Data entries
+++

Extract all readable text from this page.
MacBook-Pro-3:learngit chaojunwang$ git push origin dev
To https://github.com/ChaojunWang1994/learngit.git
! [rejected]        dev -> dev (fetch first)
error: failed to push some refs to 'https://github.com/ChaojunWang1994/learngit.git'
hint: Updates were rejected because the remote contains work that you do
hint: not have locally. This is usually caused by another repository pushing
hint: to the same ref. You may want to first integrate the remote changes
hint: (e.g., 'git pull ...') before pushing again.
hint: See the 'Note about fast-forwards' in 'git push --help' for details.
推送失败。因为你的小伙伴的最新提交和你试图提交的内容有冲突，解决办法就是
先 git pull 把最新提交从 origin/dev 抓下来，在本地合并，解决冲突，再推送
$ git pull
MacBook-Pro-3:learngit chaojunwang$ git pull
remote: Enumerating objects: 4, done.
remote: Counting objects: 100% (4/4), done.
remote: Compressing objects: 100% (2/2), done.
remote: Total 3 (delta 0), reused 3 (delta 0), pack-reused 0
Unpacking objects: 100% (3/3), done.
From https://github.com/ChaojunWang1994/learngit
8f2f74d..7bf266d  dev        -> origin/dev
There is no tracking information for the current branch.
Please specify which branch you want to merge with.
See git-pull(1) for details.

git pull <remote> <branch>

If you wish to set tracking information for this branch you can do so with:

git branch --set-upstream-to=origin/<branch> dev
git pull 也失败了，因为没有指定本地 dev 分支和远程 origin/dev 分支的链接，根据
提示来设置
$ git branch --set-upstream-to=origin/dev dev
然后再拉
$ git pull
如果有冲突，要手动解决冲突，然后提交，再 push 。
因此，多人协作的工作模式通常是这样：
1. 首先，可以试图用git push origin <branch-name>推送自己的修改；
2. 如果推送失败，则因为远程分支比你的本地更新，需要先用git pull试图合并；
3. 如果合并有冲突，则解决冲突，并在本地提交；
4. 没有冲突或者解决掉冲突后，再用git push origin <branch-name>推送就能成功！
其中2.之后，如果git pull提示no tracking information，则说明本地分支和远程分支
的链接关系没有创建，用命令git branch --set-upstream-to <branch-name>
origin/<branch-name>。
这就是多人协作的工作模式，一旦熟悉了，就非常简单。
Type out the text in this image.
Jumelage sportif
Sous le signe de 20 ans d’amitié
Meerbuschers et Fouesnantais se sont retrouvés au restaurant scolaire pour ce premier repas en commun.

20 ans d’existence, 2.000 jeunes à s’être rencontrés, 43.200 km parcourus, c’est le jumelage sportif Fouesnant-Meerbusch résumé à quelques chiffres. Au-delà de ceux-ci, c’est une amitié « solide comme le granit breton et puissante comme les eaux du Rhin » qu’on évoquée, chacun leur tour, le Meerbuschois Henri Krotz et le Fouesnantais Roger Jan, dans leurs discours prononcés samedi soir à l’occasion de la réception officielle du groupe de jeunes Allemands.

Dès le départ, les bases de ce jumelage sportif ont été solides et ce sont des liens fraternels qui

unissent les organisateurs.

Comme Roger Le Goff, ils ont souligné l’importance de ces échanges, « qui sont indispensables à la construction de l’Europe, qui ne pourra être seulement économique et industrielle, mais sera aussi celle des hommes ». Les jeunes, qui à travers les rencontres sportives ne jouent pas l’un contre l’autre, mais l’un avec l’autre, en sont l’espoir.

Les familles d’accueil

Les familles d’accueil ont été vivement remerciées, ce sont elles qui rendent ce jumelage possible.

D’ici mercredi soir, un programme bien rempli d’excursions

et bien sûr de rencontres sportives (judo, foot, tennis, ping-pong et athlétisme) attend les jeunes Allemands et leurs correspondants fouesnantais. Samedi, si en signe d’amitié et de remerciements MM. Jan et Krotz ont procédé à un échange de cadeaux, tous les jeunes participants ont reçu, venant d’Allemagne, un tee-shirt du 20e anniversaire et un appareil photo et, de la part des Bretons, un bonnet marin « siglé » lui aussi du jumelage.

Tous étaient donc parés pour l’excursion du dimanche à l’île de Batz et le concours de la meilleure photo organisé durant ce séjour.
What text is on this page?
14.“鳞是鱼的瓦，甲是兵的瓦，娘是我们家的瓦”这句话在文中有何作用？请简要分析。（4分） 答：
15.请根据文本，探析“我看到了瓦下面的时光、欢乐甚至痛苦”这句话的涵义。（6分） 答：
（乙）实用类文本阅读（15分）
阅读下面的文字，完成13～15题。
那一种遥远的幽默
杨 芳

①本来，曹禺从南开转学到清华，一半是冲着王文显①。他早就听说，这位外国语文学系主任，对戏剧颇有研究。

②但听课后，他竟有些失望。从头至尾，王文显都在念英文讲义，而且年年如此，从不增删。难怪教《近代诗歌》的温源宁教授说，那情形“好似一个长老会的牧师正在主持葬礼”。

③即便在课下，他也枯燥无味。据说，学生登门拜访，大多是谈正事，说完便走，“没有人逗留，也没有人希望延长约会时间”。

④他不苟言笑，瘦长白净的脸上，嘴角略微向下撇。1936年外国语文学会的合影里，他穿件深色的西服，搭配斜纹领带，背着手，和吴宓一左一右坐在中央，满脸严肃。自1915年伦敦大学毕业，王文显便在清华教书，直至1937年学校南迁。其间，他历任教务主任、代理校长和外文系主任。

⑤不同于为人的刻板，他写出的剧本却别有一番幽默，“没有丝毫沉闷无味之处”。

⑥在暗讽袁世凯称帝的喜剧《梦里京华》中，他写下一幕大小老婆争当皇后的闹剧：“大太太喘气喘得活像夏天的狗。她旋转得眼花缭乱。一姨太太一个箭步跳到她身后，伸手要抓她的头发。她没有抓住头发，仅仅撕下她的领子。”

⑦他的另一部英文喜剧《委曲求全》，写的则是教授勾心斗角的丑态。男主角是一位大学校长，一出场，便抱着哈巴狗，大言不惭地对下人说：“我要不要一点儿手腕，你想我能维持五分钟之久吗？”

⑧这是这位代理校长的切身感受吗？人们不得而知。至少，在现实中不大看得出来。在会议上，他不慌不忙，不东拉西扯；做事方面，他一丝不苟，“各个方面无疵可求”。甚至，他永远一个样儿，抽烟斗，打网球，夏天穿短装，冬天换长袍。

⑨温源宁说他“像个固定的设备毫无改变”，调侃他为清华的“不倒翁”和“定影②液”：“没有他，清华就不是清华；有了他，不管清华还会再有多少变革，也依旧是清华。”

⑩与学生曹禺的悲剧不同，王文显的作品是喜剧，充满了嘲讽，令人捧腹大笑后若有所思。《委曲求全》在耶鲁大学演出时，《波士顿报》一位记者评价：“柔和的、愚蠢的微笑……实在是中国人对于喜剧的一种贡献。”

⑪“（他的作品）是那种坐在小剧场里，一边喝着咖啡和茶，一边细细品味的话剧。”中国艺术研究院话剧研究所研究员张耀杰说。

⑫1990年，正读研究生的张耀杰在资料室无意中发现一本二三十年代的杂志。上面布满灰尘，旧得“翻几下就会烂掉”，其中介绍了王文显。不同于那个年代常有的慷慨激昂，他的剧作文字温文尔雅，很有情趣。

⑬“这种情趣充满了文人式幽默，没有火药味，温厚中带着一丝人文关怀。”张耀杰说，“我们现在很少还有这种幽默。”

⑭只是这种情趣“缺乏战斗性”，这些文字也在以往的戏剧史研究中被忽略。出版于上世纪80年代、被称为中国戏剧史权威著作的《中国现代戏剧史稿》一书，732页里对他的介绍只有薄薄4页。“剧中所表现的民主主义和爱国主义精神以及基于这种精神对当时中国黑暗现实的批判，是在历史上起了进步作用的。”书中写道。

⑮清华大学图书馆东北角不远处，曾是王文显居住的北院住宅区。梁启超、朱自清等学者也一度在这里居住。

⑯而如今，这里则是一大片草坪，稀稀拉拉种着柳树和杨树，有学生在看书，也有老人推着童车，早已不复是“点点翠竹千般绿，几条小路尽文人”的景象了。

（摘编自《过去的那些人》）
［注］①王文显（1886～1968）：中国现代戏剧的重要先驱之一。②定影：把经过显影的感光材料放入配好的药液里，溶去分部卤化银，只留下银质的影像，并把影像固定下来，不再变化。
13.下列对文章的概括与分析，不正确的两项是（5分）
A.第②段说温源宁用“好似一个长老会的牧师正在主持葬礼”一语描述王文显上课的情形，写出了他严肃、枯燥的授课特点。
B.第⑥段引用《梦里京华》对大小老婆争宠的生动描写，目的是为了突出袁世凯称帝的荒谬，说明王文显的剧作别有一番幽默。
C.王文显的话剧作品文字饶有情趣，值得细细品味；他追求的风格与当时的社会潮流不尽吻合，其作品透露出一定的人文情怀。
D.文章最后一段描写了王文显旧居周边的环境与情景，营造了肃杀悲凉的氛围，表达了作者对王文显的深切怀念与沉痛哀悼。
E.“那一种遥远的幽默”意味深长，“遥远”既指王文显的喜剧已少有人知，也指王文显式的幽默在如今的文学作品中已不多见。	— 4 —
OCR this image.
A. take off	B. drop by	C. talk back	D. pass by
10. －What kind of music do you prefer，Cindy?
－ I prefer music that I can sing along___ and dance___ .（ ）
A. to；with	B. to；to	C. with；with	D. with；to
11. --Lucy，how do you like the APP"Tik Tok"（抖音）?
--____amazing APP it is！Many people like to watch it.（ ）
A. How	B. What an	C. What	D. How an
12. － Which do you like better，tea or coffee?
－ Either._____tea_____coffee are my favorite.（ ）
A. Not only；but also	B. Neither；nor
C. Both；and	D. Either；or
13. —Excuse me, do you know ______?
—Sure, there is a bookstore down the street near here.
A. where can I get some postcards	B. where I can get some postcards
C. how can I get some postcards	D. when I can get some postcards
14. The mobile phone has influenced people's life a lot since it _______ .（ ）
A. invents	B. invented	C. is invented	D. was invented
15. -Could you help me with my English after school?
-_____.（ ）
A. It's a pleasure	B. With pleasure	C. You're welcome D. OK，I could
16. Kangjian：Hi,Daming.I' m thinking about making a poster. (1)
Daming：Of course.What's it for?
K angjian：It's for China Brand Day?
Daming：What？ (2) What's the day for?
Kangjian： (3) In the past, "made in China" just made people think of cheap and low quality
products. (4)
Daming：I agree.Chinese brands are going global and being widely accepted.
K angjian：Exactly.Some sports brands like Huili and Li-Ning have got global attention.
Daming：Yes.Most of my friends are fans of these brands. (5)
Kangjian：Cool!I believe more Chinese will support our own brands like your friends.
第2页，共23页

+++

**TASK GOAL:** Everything from the line with "OCR this image." through the last line of the material above should be echoed exactly, and nothing else.

**SOLUTION TO THE PROBLEM:**
OCR this image.
A. take off	B. drop by	C. talk back	D. pass by
10. －What kind of music do you prefer，Cindy?
－ I prefer music that I can sing along___ and dance___ .（ ）
A. to；with	B. to；to	C. with；with	D. with；to
11. --Lucy，how do you like the APP"Tik Tok"（抖音）?
--____amazing APP it is！Many people like to watch it.（ ）
A. How	B. What an	C. What	D. How an
12. － Which do you like better，tea or coffee?
－ Either._____tea_____coffee are my favorite.（ ）
A. Not only；but also	B. Neither；nor
C. Both；and	D. Either；or
13. —Excuse me, do you know ______?
—Sure, there is a bookstore down the street near here.
A. where can I get some postcards	B. where I can get some postcards
C. how can I get some postcards	D. when I can get some postcards
14. The mobile phone has influenced people's life a lot since it _______ .（ ）
A. invents	B. invented	C. is invented	D. was invented
15. -Could you help me with my English after school?
-_____.（ ）
A. It's a pleasure	B. With pleasure	C. You're welcome D. OK，I could
16. Kangjian：Hi,Daming.I' m thinking about making a poster. (1)
Daming：Of course.What's it for?
K angjian：It's for China Brand Day?
Daming：What？ (2) What's the day for?
Kangjian： (3) In the past, "made in China" just made people think of cheap and low quality
products. (4)
Daming：I agree.Chinese brands are going global and being widely accepted.
K angjian：Exactly.Some sports brands like Huili and Li-Ning have got global attention.
Daming：Yes.Most of my friends are fans of these brands. (5)
Kangjian：Cool!I believe more Chinese will support our own brands like your friends.
第2页，共23页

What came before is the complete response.